__Supplied records__.
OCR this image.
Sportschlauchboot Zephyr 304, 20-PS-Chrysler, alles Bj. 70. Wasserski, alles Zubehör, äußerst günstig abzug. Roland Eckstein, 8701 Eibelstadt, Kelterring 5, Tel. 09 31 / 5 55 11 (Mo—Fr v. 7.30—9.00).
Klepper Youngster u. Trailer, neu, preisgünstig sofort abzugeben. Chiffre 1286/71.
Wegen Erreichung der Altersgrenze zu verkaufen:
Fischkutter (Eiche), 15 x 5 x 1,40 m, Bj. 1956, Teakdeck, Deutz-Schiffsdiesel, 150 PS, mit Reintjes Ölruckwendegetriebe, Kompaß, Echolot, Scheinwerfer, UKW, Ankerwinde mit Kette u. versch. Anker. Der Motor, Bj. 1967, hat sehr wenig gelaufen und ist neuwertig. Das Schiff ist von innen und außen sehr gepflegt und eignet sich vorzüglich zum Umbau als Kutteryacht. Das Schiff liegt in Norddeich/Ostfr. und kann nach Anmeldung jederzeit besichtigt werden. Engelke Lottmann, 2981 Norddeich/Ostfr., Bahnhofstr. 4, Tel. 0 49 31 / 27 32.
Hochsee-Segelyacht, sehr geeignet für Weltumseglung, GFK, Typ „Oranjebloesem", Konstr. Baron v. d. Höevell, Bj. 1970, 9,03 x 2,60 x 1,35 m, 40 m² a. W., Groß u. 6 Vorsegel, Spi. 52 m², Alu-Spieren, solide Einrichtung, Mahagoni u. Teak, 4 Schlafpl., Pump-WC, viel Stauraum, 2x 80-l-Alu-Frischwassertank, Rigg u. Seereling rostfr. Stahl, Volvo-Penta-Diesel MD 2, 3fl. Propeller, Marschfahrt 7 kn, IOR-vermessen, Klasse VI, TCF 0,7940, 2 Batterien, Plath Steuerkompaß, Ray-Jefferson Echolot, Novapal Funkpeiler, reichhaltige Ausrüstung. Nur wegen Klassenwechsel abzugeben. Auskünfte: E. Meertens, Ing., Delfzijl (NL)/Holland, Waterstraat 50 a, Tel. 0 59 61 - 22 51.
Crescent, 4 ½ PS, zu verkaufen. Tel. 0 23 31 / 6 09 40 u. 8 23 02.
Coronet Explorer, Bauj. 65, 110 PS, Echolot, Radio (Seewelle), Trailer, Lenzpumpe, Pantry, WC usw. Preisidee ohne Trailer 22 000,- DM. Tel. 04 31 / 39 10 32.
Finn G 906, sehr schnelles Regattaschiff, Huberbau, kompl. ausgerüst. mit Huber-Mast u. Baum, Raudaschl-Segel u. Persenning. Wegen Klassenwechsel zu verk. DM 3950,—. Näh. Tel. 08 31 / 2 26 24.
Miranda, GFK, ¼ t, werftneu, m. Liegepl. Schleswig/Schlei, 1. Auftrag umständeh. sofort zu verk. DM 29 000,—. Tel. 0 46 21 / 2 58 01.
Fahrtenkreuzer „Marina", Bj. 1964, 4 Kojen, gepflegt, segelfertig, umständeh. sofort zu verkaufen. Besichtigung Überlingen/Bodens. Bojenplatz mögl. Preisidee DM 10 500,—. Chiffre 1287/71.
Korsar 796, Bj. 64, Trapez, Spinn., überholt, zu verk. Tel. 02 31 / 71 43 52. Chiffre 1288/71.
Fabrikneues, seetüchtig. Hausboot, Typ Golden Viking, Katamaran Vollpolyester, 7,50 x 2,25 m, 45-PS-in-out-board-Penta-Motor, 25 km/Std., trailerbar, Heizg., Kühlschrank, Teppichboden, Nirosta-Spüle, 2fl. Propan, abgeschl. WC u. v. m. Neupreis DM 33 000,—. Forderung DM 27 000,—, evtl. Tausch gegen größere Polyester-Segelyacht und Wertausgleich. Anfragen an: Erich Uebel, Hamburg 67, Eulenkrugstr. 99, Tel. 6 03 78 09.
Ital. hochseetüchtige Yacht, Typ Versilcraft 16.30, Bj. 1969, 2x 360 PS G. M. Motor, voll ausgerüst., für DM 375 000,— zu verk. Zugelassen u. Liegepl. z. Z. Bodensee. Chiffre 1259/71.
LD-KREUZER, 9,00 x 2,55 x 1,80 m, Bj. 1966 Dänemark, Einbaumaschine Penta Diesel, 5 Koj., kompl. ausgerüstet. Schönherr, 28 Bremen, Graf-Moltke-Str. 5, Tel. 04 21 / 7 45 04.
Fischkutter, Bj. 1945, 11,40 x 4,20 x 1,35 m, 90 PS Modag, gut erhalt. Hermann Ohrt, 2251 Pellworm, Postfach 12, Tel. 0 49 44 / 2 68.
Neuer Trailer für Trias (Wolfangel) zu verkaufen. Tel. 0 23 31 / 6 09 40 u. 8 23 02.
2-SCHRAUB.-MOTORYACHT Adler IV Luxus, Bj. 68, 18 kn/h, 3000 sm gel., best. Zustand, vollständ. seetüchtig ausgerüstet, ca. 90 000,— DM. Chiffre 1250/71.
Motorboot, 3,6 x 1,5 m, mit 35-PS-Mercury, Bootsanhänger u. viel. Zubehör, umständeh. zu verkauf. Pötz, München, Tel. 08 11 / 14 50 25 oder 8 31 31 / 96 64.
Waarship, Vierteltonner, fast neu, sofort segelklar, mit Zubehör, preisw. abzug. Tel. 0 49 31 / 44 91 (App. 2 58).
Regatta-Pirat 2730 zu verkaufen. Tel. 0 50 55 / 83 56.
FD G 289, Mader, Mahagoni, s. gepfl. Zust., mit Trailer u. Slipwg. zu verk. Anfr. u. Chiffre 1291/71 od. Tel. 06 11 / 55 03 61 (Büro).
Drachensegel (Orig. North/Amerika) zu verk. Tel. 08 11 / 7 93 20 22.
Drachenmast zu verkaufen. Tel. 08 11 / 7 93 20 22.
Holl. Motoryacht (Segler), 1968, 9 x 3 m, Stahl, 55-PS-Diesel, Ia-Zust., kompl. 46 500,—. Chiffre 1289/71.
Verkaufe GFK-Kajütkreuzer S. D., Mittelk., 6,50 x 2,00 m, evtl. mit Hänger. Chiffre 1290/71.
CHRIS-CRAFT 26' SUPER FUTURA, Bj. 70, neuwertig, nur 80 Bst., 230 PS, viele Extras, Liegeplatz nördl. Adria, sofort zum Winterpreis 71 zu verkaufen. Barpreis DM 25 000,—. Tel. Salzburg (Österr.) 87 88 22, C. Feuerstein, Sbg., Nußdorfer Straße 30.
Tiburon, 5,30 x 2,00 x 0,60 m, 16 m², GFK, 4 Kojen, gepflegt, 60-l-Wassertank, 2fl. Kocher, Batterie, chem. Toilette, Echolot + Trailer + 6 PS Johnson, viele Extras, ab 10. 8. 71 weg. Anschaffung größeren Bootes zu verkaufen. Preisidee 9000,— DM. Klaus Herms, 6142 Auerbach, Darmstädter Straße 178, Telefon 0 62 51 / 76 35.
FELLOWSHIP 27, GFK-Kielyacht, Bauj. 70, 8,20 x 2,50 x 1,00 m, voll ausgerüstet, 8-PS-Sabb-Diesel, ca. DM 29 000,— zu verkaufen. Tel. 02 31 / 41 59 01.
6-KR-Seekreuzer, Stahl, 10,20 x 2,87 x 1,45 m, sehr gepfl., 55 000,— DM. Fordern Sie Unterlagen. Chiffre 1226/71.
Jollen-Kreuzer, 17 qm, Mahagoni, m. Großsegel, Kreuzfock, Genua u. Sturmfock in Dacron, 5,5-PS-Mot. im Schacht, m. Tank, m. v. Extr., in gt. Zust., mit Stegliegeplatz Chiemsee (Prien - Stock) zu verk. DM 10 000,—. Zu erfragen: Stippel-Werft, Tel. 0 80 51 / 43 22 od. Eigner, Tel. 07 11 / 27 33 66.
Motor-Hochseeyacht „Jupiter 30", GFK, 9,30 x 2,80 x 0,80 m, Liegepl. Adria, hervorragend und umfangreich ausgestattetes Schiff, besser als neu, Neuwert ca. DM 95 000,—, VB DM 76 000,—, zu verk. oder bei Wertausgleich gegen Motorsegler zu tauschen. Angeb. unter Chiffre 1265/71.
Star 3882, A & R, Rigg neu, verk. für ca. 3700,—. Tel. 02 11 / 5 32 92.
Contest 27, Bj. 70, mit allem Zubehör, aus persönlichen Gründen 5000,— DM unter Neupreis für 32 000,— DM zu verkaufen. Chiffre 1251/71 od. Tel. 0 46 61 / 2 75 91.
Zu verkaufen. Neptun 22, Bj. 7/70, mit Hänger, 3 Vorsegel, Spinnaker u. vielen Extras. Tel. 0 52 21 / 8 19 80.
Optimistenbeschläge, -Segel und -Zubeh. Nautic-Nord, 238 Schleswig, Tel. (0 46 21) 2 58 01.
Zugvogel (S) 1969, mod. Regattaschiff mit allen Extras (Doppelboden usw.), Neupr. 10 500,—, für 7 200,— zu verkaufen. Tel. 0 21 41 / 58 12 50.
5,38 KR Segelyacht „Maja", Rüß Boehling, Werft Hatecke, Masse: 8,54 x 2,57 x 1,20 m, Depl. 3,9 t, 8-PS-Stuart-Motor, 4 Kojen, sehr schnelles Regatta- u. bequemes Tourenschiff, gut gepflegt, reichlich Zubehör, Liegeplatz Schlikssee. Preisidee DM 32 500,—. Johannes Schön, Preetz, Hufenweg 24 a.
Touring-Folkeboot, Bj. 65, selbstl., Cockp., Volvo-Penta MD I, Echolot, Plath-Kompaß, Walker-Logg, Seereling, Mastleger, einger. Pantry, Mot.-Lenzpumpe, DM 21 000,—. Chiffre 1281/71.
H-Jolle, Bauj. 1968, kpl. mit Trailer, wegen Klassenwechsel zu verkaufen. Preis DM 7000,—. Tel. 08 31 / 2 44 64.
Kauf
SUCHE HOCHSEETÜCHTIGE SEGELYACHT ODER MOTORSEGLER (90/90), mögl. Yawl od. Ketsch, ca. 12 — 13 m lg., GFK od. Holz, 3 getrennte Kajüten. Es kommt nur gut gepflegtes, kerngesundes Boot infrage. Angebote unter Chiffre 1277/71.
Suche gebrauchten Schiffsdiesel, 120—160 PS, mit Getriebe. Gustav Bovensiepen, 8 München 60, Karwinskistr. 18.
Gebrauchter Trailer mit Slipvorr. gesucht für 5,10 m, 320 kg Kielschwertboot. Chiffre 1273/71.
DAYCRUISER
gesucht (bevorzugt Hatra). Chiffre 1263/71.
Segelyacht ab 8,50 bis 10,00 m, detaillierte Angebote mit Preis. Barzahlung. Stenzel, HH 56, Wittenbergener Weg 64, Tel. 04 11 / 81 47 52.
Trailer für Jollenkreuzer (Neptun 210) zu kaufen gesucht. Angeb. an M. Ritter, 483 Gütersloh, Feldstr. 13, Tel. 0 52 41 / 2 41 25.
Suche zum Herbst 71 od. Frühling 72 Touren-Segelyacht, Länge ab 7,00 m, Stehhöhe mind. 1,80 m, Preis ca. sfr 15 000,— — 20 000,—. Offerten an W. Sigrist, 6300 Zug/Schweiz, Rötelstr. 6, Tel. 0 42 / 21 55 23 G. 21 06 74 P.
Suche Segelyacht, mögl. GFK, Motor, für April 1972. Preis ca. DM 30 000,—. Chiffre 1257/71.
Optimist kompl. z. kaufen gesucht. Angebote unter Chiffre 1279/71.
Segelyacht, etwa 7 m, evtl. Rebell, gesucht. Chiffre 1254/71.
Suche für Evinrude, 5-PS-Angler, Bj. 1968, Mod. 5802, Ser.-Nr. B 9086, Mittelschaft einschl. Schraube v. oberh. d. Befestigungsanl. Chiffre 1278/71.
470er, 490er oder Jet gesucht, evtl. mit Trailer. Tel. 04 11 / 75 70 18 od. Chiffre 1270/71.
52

__Given task__.
Gather all lines where the word "Lenzpumpe" appears.

__Answer to the problem__.
Coronet Explorer, Bauj. 65, 110 PS, Echolot, Radio (Seewelle), Trailer, Lenzpumpe, Pantry, WC usw. Preisidee ohne Trailer 22 000,- DM. Tel. 04 31 / 39 10 32.
Touring-Folkeboot, Bj. 65, selbstl., Cockp., Volvo-Penta MD I, Echolot, Plath-Kompaß, Walker-Logg, Seereling, Mastleger, einger. Pantry, Mot.-Lenzpumpe, DM 21 000,—. Chiffre 1281/71.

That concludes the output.